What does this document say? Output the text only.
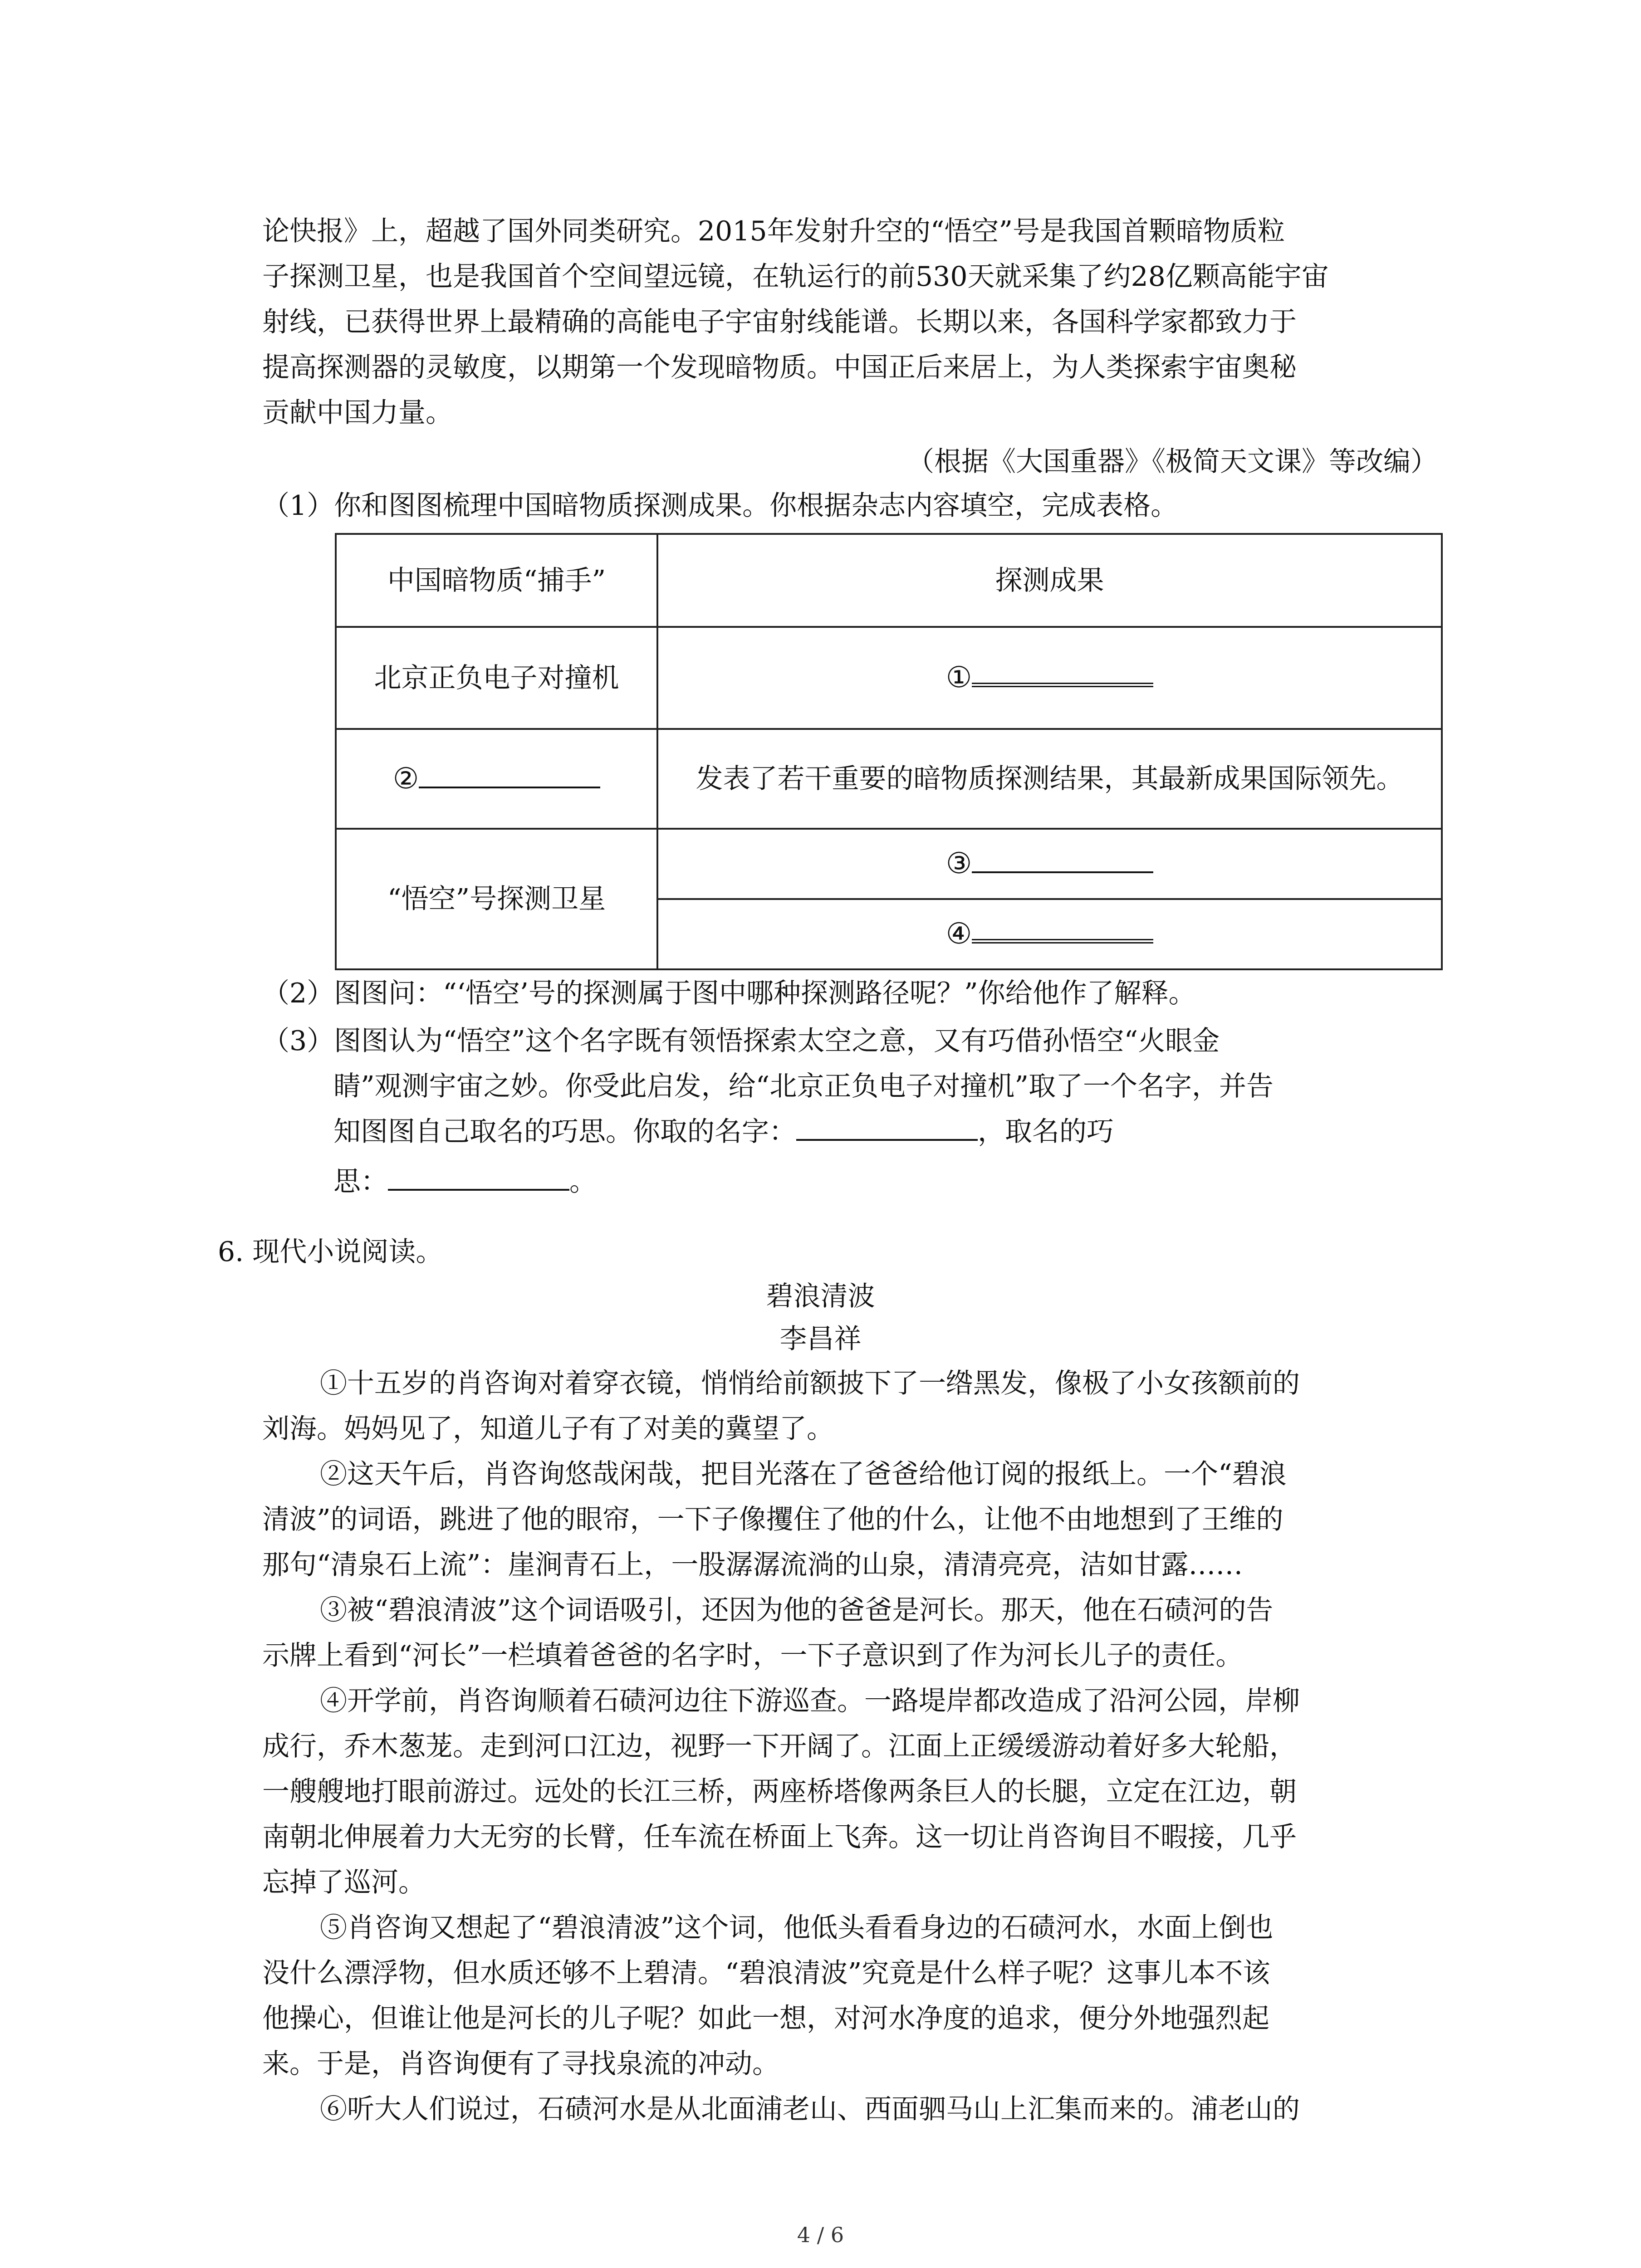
论快报》上，超越了国外同类研究。2015年发射升空的“悟空”号是我国首颗暗物质粒
子探测卫星，也是我国首个空间望远镜，在轨运行的前530天就采集了约28亿颗高能宇宙
射线，已获得世界上最精确的高能电子宇宙射线能谱。长期以来，各国科学家都致力于
提高探测器的灵敏度，以期第一个发现暗物质。中国正后来居上，为人类探索宇宙奥秘
贡献中国力量。
（根据《大国重器》《极简天文课》等改编）
（1）你和图图梳理中国暗物质探测成果。你根据杂志内容填空，完成表格。
中国暗物质“捕手”	探测成果
北京正负电子对撞机	①
②	发表了若干重要的暗物质探测结果，其最新成果国际领先。
“悟空”号探测卫星	③
	④
（2）图图问：“‘悟空’号的探测属于图中哪种探测路径呢？”你给他作了解释。
（3）图图认为“悟空”这个名字既有领悟探索太空之意，又有巧借孙悟空“火眼金
睛”观测宇宙之妙。你受此启发，给“北京正负电子对撞机”取了一个名字，并告
知图图自己取名的巧思。你取的名字：	，取名的巧
思：	。
6. 现代小说阅读。
碧浪清波
李昌祥
①十五岁的肖咨询对着穿衣镜，悄悄给前额披下了一绺黑发，像极了小女孩额前的
刘海。妈妈见了，知道儿子有了对美的冀望了。
②这天午后，肖咨询悠哉闲哉，把目光落在了爸爸给他订阅的报纸上。一个“碧浪
清波”的词语，跳进了他的眼帘，一下子像攫住了他的什么，让他不由地想到了王维的
那句“清泉石上流”：崖涧青石上，一股潺潺流淌的山泉，清清亮亮，洁如甘露……
③被“碧浪清波”这个词语吸引，还因为他的爸爸是河长。那天，他在石碛河的告
示牌上看到“河长”一栏填着爸爸的名字时，一下子意识到了作为河长儿子的责任。
④开学前，肖咨询顺着石碛河边往下游巡查。一路堤岸都改造成了沿河公园，岸柳
成行，乔木葱茏。走到河口江边，视野一下开阔了。江面上正缓缓游动着好多大轮船，
一艘艘地打眼前游过。远处的长江三桥，两座桥塔像两条巨人的长腿，立定在江边，朝
南朝北伸展着力大无穷的长臂，任车流在桥面上飞奔。这一切让肖咨询目不暇接，几乎
忘掉了巡河。
⑤肖咨询又想起了“碧浪清波”这个词，他低头看看身边的石碛河水，水面上倒也
没什么漂浮物，但水质还够不上碧清。“碧浪清波”究竟是什么样子呢？这事儿本不该
他操心，但谁让他是河长的儿子呢？如此一想，对河水净度的追求，便分外地强烈起
来。于是，肖咨询便有了寻找泉流的冲动。
⑥听大人们说过，石碛河水是从北面浦老山、西面驷马山上汇集而来的。浦老山的
4 / 6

******

[Task prompt]
Write the full listing out again with every line unchanged, but include no pictures.

[Result of this exercise]
What does this document say? Output the text only.
论快报》上，超越了国外同类研究。2015年发射升空的“悟空”号是我国首颗暗物质粒
子探测卫星，也是我国首个空间望远镜，在轨运行的前530天就采集了约28亿颗高能宇宙
射线，已获得世界上最精确的高能电子宇宙射线能谱。长期以来，各国科学家都致力于
提高探测器的灵敏度，以期第一个发现暗物质。中国正后来居上，为人类探索宇宙奥秘
贡献中国力量。
（根据《大国重器》《极简天文课》等改编）
（1）你和图图梳理中国暗物质探测成果。你根据杂志内容填空，完成表格。
中国暗物质“捕手”	探测成果
北京正负电子对撞机	①
②	发表了若干重要的暗物质探测结果，其最新成果国际领先。
“悟空”号探测卫星	③
	④
（2）图图问：“‘悟空’号的探测属于图中哪种探测路径呢？”你给他作了解释。
（3）图图认为“悟空”这个名字既有领悟探索太空之意，又有巧借孙悟空“火眼金
睛”观测宇宙之妙。你受此启发，给“北京正负电子对撞机”取了一个名字，并告
知图图自己取名的巧思。你取的名字：	，取名的巧
思：	。
6. 现代小说阅读。
碧浪清波
李昌祥
①十五岁的肖咨询对着穿衣镜，悄悄给前额披下了一绺黑发，像极了小女孩额前的
刘海。妈妈见了，知道儿子有了对美的冀望了。
②这天午后，肖咨询悠哉闲哉，把目光落在了爸爸给他订阅的报纸上。一个“碧浪
清波”的词语，跳进了他的眼帘，一下子像攫住了他的什么，让他不由地想到了王维的
那句“清泉石上流”：崖涧青石上，一股潺潺流淌的山泉，清清亮亮，洁如甘露……
③被“碧浪清波”这个词语吸引，还因为他的爸爸是河长。那天，他在石碛河的告
示牌上看到“河长”一栏填着爸爸的名字时，一下子意识到了作为河长儿子的责任。
④开学前，肖咨询顺着石碛河边往下游巡查。一路堤岸都改造成了沿河公园，岸柳
成行，乔木葱茏。走到河口江边，视野一下开阔了。江面上正缓缓游动着好多大轮船，
一艘艘地打眼前游过。远处的长江三桥，两座桥塔像两条巨人的长腿，立定在江边，朝
南朝北伸展着力大无穷的长臂，任车流在桥面上飞奔。这一切让肖咨询目不暇接，几乎
忘掉了巡河。
⑤肖咨询又想起了“碧浪清波”这个词，他低头看看身边的石碛河水，水面上倒也
没什么漂浮物，但水质还够不上碧清。“碧浪清波”究竟是什么样子呢？这事儿本不该
他操心，但谁让他是河长的儿子呢？如此一想，对河水净度的追求，便分外地强烈起
来。于是，肖咨询便有了寻找泉流的冲动。
⑥听大人们说过，石碛河水是从北面浦老山、西面驷马山上汇集而来的。浦老山的
4 / 6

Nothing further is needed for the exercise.